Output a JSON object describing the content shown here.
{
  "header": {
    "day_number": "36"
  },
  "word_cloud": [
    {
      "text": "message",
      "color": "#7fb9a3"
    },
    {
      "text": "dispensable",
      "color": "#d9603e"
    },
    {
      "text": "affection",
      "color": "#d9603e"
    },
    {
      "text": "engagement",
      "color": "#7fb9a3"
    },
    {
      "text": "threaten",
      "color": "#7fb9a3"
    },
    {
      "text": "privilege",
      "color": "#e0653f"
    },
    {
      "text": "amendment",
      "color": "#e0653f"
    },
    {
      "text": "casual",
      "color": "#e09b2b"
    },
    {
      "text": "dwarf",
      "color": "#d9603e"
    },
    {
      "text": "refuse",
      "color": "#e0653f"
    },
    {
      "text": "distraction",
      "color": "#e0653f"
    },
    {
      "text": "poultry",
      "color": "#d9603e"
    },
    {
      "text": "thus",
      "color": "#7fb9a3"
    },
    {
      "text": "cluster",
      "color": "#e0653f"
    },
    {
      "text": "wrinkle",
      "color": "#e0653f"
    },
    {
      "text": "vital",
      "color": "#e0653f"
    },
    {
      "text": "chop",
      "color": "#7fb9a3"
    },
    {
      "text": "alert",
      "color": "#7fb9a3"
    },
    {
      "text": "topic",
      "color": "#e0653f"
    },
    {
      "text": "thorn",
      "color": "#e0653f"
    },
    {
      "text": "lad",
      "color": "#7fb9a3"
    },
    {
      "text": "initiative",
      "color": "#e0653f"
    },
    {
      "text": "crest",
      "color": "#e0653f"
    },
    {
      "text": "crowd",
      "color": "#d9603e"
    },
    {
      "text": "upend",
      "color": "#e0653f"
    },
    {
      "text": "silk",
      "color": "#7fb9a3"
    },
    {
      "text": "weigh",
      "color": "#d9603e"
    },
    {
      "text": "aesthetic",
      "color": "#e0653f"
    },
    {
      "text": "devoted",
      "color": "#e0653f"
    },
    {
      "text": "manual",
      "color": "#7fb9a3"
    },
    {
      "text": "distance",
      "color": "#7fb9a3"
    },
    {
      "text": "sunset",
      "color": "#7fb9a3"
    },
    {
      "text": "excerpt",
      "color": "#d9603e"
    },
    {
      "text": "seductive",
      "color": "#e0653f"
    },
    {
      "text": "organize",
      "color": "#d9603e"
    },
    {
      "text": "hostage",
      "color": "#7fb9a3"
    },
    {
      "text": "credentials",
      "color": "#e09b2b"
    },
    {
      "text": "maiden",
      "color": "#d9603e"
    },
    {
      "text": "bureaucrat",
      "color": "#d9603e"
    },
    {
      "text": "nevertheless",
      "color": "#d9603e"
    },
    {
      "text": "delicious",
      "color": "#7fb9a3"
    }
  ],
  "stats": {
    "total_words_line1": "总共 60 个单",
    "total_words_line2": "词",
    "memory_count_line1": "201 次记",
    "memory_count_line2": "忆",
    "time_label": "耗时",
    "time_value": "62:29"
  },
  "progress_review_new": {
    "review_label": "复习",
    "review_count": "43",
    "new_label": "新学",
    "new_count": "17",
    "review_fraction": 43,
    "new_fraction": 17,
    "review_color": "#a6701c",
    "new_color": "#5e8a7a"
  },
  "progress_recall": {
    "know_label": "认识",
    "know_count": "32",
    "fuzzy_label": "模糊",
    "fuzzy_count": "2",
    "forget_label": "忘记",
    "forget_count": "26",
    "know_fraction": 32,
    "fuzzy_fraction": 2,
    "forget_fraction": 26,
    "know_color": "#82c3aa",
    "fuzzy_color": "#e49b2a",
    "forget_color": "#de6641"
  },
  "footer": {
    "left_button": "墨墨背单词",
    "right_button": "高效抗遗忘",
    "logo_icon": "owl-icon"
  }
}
_ _ _ _
GOAL OF THE EXERCISE: Return every line exactly.

EXERCISE OUTPUT:
Output a JSON object describing the content shown here.
{
  "header": {
    "day_number": "36"
  },
  "word_cloud": [
    {
      "text": "message",
      "color": "#7fb9a3"
    },
    {
      "text": "dispensable",
      "color": "#d9603e"
    },
    {
      "text": "affection",
      "color": "#d9603e"
    },
    {
      "text": "engagement",
      "color": "#7fb9a3"
    },
    {
      "text": "threaten",
      "color": "#7fb9a3"
    },
    {
      "text": "privilege",
      "color": "#e0653f"
    },
    {
      "text": "amendment",
      "color": "#e0653f"
    },
    {
      "text": "casual",
      "color": "#e09b2b"
    },
    {
      "text": "dwarf",
      "color": "#d9603e"
    },
    {
      "text": "refuse",
      "color": "#e0653f"
    },
    {
      "text": "distraction",
      "color": "#e0653f"
    },
    {
      "text": "poultry",
      "color": "#d9603e"
    },
    {
      "text": "thus",
      "color": "#7fb9a3"
    },
    {
      "text": "cluster",
      "color": "#e0653f"
    },
    {
      "text": "wrinkle",
      "color": "#e0653f"
    },
    {
      "text": "vital",
      "color": "#e0653f"
    },
    {
      "text": "chop",
      "color": "#7fb9a3"
    },
    {
      "text": "alert",
      "color": "#7fb9a3"
    },
    {
      "text": "topic",
      "color": "#e0653f"
    },
    {
      "text": "thorn",
      "color": "#e0653f"
    },
    {
      "text": "lad",
      "color": "#7fb9a3"
    },
    {
      "text": "initiative",
      "color": "#e0653f"
    },
    {
      "text": "crest",
      "color": "#e0653f"
    },
    {
      "text": "crowd",
      "color": "#d9603e"
    },
    {
      "text": "upend",
      "color": "#e0653f"
    },
    {
      "text": "silk",
      "color": "#7fb9a3"
    },
    {
      "text": "weigh",
      "color": "#d9603e"
    },
    {
      "text": "aesthetic",
      "color": "#e0653f"
    },
    {
      "text": "devoted",
      "color": "#e0653f"
    },
    {
      "text": "manual",
      "color": "#7fb9a3"
    },
    {
      "text": "distance",
      "color": "#7fb9a3"
    },
    {
      "text": "sunset",
      "color": "#7fb9a3"
    },
    {
      "text": "excerpt",
      "color": "#d9603e"
    },
    {
      "text": "seductive",
      "color": "#e0653f"
    },
    {
      "text": "organize",
      "color": "#d9603e"
    },
    {
      "text": "hostage",
      "color": "#7fb9a3"
    },
    {
      "text": "credentials",
      "color": "#e09b2b"
    },
    {
      "text": "maiden",
      "color": "#d9603e"
    },
    {
      "text": "bureaucrat",
      "color": "#d9603e"
    },
    {
      "text": "nevertheless",
      "color": "#d9603e"
    },
    {
      "text": "delicious",
      "color": "#7fb9a3"
    }
  ],
  "stats": {
    "total_words_line1": "总共 60 个单",
    "total_words_line2": "词",
    "memory_count_line1": "201 次记",
    "memory_count_line2": "忆",
    "time_label": "耗时",
    "time_value": "62:29"
  },
  "progress_review_new": {
    "review_label": "复习",
    "review_count": "43",
    "new_label": "新学",
    "new_count": "17",
    "review_fraction": 43,
    "new_fraction": 17,
    "review_color": "#a6701c",
    "new_color": "#5e8a7a"
  },
  "progress_recall": {
    "know_label": "认识",
    "know_count": "32",
    "fuzzy_label": "模糊",
    "fuzzy_count": "2",
    "forget_label": "忘记",
    "forget_count": "26",
    "know_fraction": 32,
    "fuzzy_fraction": 2,
    "forget_fraction": 26,
    "know_color": "#82c3aa",
    "fuzzy_color": "#e49b2a",
    "forget_color": "#de6641"
  },
  "footer": {
    "left_button": "墨墨背单词",
    "right_button": "高效抗遗忘",
    "logo_icon": "owl-icon"
  }
}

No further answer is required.